VAYA SUSTO. Había encontrado en una tienda de segunda mano unas estanterías Billy iguales que las de Maracaná, por lo que he comprado dos y le he dicho a la dependienta:
—No hace falta transporte: ya las llevo yo.
Aquí ha comenzado el infierno. Solo me separaban 500 metros de casa, pero ya en los primeros cien he notado que algo no iba bien en mi cuerpo por la zona de los pulmones, que no es la misma desde que cogí el COVID hace casi dos años. Cuando llevaba 200 metros ya iba con la lengua fuera, al de 300 ya iba muerta: aún así, como la burra genética que soy, he conseguido llegar a Maracaná después de subir los cuatro pisos con la estantería de dos metros.
En Maracaná me he desplomado y he perdido el conocimiento, aunque no del todo: como los boxeadores que reciben un golpe fuerte pero no un KO, estaba en el medio-sueño. Pensaba que me moría, sin duda, pero advierto al lector de que habré pensado eso unas doscientas veces en mi vida. Y entonces ha llegado lo mejor: ¿sabéis en qué he pensado cuando no conseguía respirar y creía que me iba a morir? ¿En Iratxe? ¿En mi padre? ¿En Astobieta? ¡No, he pensado en que el bol de mis gatos estaba a la mitad y si me moría no iban a tener qué comer, pues vete a saber cuántas semanas pueden tardar en descubrir el cadáver de una insocial como yo! Por eso, cuando me he recuperado un poco, he ido dando tumbos hasta el bol de mis gatos para cubrírselo de comida, además de llenar un balde de agua y abrirles un saco de cuatro kilos de Brekkies para que tengan provisiones para un mes. Diez minutos después de hacer eso, he empezado a recuperar mi respiración normal.

=== Consigna ===
Copie del fragmento todo el tramo que va desde "VAYA SUSTO. Había" hasta "las llevo yo.", sin alterar una sola palabra.

=== Extractos de registros ===
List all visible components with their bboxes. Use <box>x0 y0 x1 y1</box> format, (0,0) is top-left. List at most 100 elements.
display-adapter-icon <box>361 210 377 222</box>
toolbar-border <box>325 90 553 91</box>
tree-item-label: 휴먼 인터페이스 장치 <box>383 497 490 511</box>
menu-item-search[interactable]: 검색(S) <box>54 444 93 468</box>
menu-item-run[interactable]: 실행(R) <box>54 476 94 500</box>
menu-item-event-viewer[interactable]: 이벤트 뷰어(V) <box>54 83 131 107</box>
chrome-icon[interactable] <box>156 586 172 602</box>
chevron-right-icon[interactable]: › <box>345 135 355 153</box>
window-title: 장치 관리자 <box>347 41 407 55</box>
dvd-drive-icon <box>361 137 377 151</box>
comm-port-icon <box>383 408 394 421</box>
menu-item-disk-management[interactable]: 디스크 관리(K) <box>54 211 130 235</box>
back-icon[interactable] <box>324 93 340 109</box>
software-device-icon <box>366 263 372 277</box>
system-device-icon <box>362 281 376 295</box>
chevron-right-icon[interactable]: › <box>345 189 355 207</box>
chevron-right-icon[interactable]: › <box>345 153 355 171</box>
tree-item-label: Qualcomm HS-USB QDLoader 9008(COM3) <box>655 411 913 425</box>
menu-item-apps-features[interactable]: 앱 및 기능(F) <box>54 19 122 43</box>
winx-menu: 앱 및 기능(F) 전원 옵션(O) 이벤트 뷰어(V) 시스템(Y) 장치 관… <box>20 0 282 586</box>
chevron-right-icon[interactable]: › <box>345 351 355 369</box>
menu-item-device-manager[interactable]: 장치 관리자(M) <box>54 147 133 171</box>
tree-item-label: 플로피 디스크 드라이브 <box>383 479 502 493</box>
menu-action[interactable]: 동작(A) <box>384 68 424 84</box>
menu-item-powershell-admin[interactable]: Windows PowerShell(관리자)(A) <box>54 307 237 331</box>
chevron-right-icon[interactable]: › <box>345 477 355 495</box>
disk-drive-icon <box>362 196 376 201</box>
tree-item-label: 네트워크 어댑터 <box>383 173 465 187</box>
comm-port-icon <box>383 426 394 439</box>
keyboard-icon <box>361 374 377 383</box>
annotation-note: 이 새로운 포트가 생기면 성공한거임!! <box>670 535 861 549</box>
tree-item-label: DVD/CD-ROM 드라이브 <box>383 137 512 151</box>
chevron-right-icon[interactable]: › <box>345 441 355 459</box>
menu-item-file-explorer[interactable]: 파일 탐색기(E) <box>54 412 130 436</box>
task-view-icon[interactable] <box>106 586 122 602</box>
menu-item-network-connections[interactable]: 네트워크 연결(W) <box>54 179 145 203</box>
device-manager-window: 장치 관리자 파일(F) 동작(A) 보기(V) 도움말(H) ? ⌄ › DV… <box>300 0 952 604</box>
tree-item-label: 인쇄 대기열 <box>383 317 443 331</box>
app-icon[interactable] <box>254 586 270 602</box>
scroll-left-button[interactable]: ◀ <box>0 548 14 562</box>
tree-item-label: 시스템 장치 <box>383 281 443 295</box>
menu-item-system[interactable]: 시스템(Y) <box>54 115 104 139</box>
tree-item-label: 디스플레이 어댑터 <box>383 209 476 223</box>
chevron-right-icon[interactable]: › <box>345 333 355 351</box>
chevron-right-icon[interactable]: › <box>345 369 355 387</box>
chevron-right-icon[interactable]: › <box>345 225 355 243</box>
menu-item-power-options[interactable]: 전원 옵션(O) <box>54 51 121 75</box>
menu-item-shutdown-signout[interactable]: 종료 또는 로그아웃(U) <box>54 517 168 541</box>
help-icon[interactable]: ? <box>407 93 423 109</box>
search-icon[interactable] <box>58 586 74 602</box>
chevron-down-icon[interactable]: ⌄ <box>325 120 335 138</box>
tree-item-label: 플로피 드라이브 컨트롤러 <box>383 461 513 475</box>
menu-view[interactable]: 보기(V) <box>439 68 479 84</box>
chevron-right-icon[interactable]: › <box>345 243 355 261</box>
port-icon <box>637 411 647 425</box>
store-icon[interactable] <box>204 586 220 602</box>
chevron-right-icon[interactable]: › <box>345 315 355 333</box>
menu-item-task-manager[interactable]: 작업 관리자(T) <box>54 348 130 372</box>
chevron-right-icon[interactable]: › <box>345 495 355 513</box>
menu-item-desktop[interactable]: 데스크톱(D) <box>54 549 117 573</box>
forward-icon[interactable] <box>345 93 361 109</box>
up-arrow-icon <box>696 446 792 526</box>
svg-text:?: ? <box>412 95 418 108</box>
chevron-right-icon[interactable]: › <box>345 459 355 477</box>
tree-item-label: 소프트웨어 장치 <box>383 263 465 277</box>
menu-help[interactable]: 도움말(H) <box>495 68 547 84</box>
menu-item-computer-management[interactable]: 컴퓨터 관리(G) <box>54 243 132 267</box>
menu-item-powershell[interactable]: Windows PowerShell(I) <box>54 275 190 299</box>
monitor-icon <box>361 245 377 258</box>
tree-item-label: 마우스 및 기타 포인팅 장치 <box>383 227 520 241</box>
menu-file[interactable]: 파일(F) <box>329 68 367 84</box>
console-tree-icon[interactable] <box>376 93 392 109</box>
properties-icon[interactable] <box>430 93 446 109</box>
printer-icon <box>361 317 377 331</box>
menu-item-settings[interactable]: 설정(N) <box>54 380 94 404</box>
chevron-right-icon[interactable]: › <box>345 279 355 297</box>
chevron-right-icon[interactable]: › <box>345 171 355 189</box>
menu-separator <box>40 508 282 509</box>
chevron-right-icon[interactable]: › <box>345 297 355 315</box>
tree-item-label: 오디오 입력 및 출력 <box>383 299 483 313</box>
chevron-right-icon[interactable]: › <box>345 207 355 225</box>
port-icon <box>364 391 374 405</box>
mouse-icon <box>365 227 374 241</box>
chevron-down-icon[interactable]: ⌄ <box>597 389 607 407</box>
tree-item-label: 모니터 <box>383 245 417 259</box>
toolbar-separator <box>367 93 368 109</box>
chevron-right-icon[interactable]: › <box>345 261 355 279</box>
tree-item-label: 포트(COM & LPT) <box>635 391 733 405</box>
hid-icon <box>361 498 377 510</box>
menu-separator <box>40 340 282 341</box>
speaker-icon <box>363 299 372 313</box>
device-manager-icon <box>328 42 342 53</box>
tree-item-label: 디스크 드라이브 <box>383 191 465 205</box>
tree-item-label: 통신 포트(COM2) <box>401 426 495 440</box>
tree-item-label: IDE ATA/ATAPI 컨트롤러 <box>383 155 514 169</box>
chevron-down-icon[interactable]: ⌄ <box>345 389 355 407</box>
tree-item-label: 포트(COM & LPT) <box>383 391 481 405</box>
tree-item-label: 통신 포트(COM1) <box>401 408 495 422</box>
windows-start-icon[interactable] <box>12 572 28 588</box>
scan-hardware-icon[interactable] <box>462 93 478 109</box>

=== Respuesta ===
VAYA SUSTO. Había encontrado en una tienda de segunda mano unas estanterías Billy iguales que las de Maracaná, por lo que he comprado dos y le he dicho a la dependienta:
—No hace falta transporte: ya las llevo yo.